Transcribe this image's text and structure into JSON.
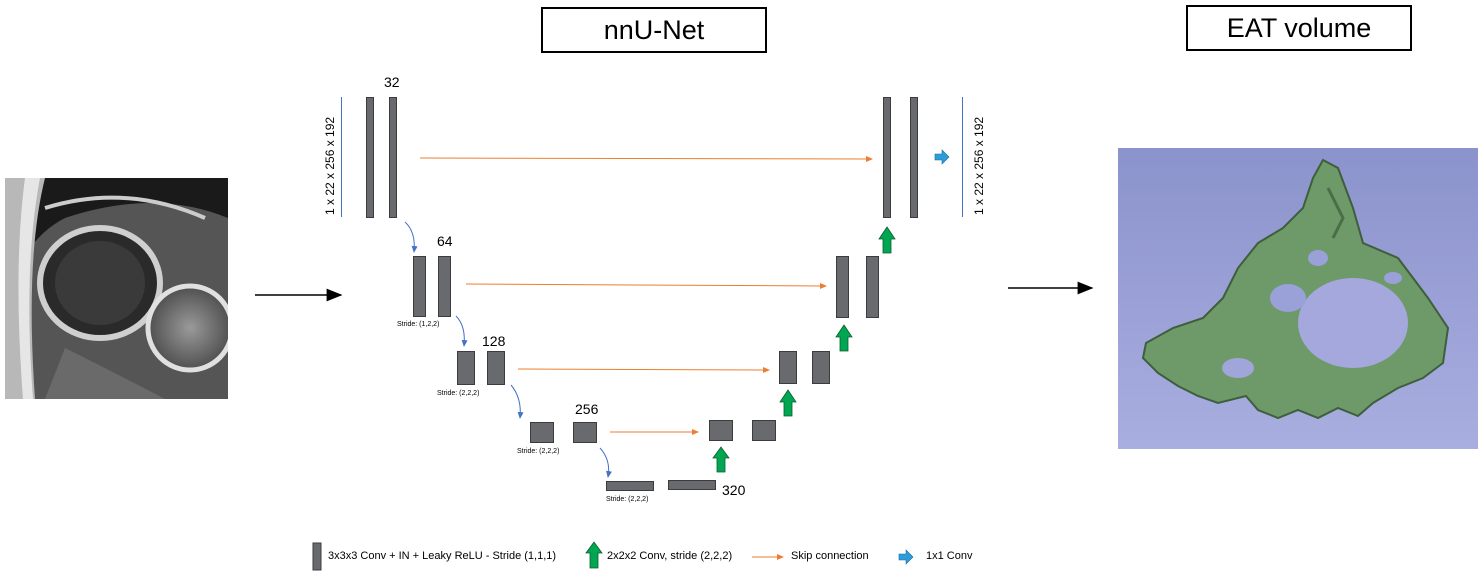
{
  "titles": {
    "network": "nnU-Net",
    "output": "EAT volume"
  },
  "levels": {
    "l0": {
      "channels": "32",
      "dims": "1 x 22 x 256 x 192"
    },
    "l1": {
      "channels": "64",
      "stride": "Stride: (1,2,2)"
    },
    "l2": {
      "channels": "128",
      "stride": "Stride: (2,2,2)"
    },
    "l3": {
      "channels": "256",
      "stride": "Stride: (2,2,2)"
    },
    "l4": {
      "channels": "320",
      "stride": "Stride: (2,2,2)"
    }
  },
  "output_dims": "1 x 22 x 256 x 192",
  "legend": {
    "conv": "3x3x3 Conv + IN + Leaky ReLU - Stride (1,1,1)",
    "upconv": "2x2x2 Conv, stride (2,2,2)",
    "skip": "Skip connection",
    "final": "1x1 Conv"
  },
  "colors": {
    "block": "#696a6e",
    "skip": "#ed7d31",
    "down": "#4472c4",
    "up": "#00a651",
    "final": "#2e9cd8",
    "mesh": "#6e9a6a",
    "panel": "#9aa0d8"
  }
}
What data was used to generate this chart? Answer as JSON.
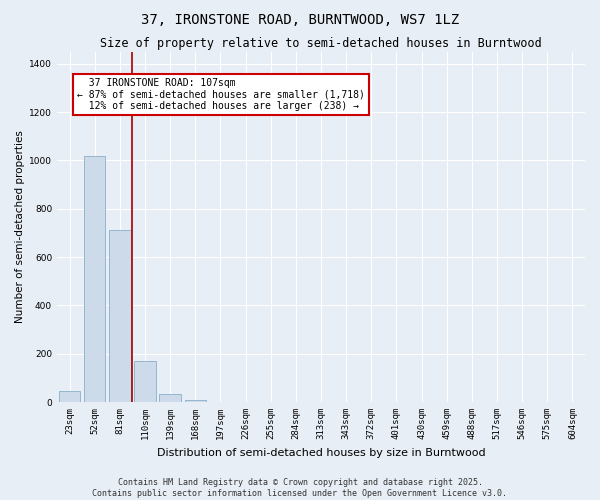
{
  "title": "37, IRONSTONE ROAD, BURNTWOOD, WS7 1LZ",
  "subtitle": "Size of property relative to semi-detached houses in Burntwood",
  "xlabel": "Distribution of semi-detached houses by size in Burntwood",
  "ylabel": "Number of semi-detached properties",
  "categories": [
    "23sqm",
    "52sqm",
    "81sqm",
    "110sqm",
    "139sqm",
    "168sqm",
    "197sqm",
    "226sqm",
    "255sqm",
    "284sqm",
    "313sqm",
    "343sqm",
    "372sqm",
    "401sqm",
    "430sqm",
    "459sqm",
    "488sqm",
    "517sqm",
    "546sqm",
    "575sqm",
    "604sqm"
  ],
  "values": [
    45,
    1020,
    710,
    170,
    35,
    10,
    0,
    0,
    0,
    0,
    0,
    0,
    0,
    0,
    0,
    0,
    0,
    0,
    0,
    0,
    0
  ],
  "bar_color": "#ccdaea",
  "bar_edge_color": "#8aafc8",
  "vline_x": 2.5,
  "vline_color": "#aa0000",
  "annotation_text": "  37 IRONSTONE ROAD: 107sqm  \n← 87% of semi-detached houses are smaller (1,718)\n  12% of semi-detached houses are larger (238) →",
  "annotation_box_color": "#ffffff",
  "annotation_box_edgecolor": "#cc0000",
  "ylim": [
    0,
    1450
  ],
  "yticks": [
    0,
    200,
    400,
    600,
    800,
    1000,
    1200,
    1400
  ],
  "background_color": "#e8eef5",
  "plot_background": "#e8eef5",
  "grid_color": "#ffffff",
  "footer_line1": "Contains HM Land Registry data © Crown copyright and database right 2025.",
  "footer_line2": "Contains public sector information licensed under the Open Government Licence v3.0.",
  "title_fontsize": 10,
  "subtitle_fontsize": 8.5,
  "annotation_fontsize": 7,
  "ylabel_fontsize": 7.5,
  "xlabel_fontsize": 8,
  "footer_fontsize": 6,
  "tick_fontsize": 6.5
}
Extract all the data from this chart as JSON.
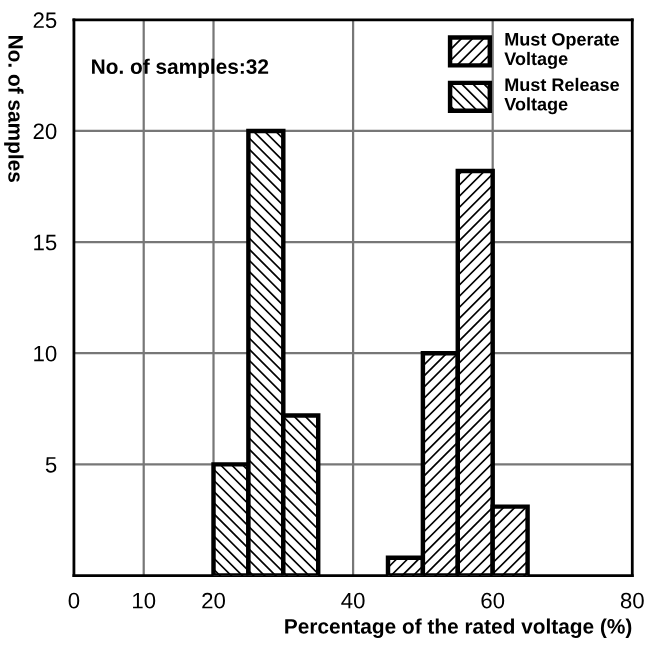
{
  "chart_data": {
    "type": "bar",
    "xlabel": "Percentage of the rated voltage (%)",
    "ylabel": "No. of samples",
    "annotations": [
      "No. of samples:32"
    ],
    "series": [
      {
        "name": "Must Operate Voltage",
        "color": "#000000",
        "x": [
          47.5,
          52.5,
          57.5,
          62.5
        ],
        "values": [
          0.8,
          10,
          18.2,
          3.1
        ]
      },
      {
        "name": "Must Release Voltage",
        "color": "#000000",
        "x": [
          22.5,
          27.5,
          32.5
        ],
        "values": [
          5,
          20,
          7.2
        ]
      }
    ],
    "xlim": [
      0,
      80
    ],
    "xticks": [
      0,
      10,
      20,
      40,
      60,
      80
    ],
    "ylim": [
      0,
      25
    ],
    "yticks": [
      5,
      10,
      15,
      20,
      25
    ],
    "grid": true,
    "legend": "top right"
  }
}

Stated goal> Return the material word for word. Pictures are not part of the copy.

Exercise solution>
Transcribe this image's text and structure into JSON.
{
  "titles": {
    "network": "nnU-Net",
    "output": "EAT volume"
  },
  "levels": {
    "l0": {
      "channels": "32",
      "dims": "1 x 22 x 256 x 192"
    },
    "l1": {
      "channels": "64",
      "stride": "Stride: (1,2,2)"
    },
    "l2": {
      "channels": "128",
      "stride": "Stride: (2,2,2)"
    },
    "l3": {
      "channels": "256",
      "stride": "Stride: (2,2,2)"
    },
    "l4": {
      "channels": "320",
      "stride": "Stride: (2,2,2)"
    }
  },
  "output_dims": "1 x 22 x 256 x 192",
  "legend": {
    "conv": "3x3x3 Conv + IN + Leaky ReLU - Stride (1,1,1)",
    "upconv": "2x2x2 Conv, stride (2,2,2)",
    "skip": "Skip connection",
    "final": "1x1 Conv"
  },
  "colors": {
    "block": "#696a6e",
    "skip": "#ed7d31",
    "down": "#4472c4",
    "up": "#00a651",
    "final": "#2e9cd8",
    "mesh": "#6e9a6a",
    "panel": "#9aa0d8"
  }
}
What data was used to generate this chart? Answer as JSON.
{
  "title": "37, IRONSTONE ROAD, BURNTWOOD, WS7 1LZ",
  "subtitle": "Size of property relative to semi-detached houses in Burntwood",
  "xlabel": "Distribution of semi-detached houses by size in Burntwood",
  "ylabel": "Number of semi-detached properties",
  "categories": [
    "23sqm",
    "52sqm",
    "81sqm",
    "110sqm",
    "139sqm",
    "168sqm",
    "197sqm",
    "226sqm",
    "255sqm",
    "284sqm",
    "313sqm",
    "343sqm",
    "372sqm",
    "401sqm",
    "430sqm",
    "459sqm",
    "488sqm",
    "517sqm",
    "546sqm",
    "575sqm",
    "604sqm"
  ],
  "values": [
    45,
    1020,
    710,
    170,
    35,
    10,
    0,
    0,
    0,
    0,
    0,
    0,
    0,
    0,
    0,
    0,
    0,
    0,
    0,
    0,
    0
  ],
  "bar_color": "#ccdaea",
  "bar_edge_color": "#8aafc8",
  "vline_x": 2.5,
  "vline_color": "#aa0000",
  "annotation_text": "  37 IRONSTONE ROAD: 107sqm  \n← 87% of semi-detached houses are smaller (1,718)\n  12% of semi-detached houses are larger (238) →",
  "annotation_box_color": "#ffffff",
  "annotation_box_edgecolor": "#cc0000",
  "ylim": [
    0,
    1450
  ],
  "yticks": [
    0,
    200,
    400,
    600,
    800,
    1000,
    1200,
    1400
  ],
  "background_color": "#e8eef5",
  "plot_background": "#e8eef5",
  "grid_color": "#ffffff",
  "footer_line1": "Contains HM Land Registry data © Crown copyright and database right 2025.",
  "footer_line2": "Contains public sector information licensed under the Open Government Licence v3.0.",
  "title_fontsize": 10,
  "subtitle_fontsize": 8.5,
  "annotation_fontsize": 7,
  "ylabel_fontsize": 7.5,
  "xlabel_fontsize": 8,
  "footer_fontsize": 6,
  "tick_fontsize": 6.5
}
Extract all the data from this chart as JSON.
{
  "chart_data": {
    "type": "bar",
    "xlabel": "Percentage of the rated voltage (%)",
    "ylabel": "No. of samples",
    "annotations": [
      "No. of samples:32"
    ],
    "series": [
      {
        "name": "Must Operate Voltage",
        "color": "#000000",
        "x": [
          47.5,
          52.5,
          57.5,
          62.5
        ],
        "values": [
          0.8,
          10,
          18.2,
          3.1
        ]
      },
      {
        "name": "Must Release Voltage",
        "color": "#000000",
        "x": [
          22.5,
          27.5,
          32.5
        ],
        "values": [
          5,
          20,
          7.2
        ]
      }
    ],
    "xlim": [
      0,
      80
    ],
    "xticks": [
      0,
      10,
      20,
      40,
      60,
      80
    ],
    "ylim": [
      0,
      25
    ],
    "yticks": [
      5,
      10,
      15,
      20,
      25
    ],
    "grid": true,
    "legend": "top right"
  }
}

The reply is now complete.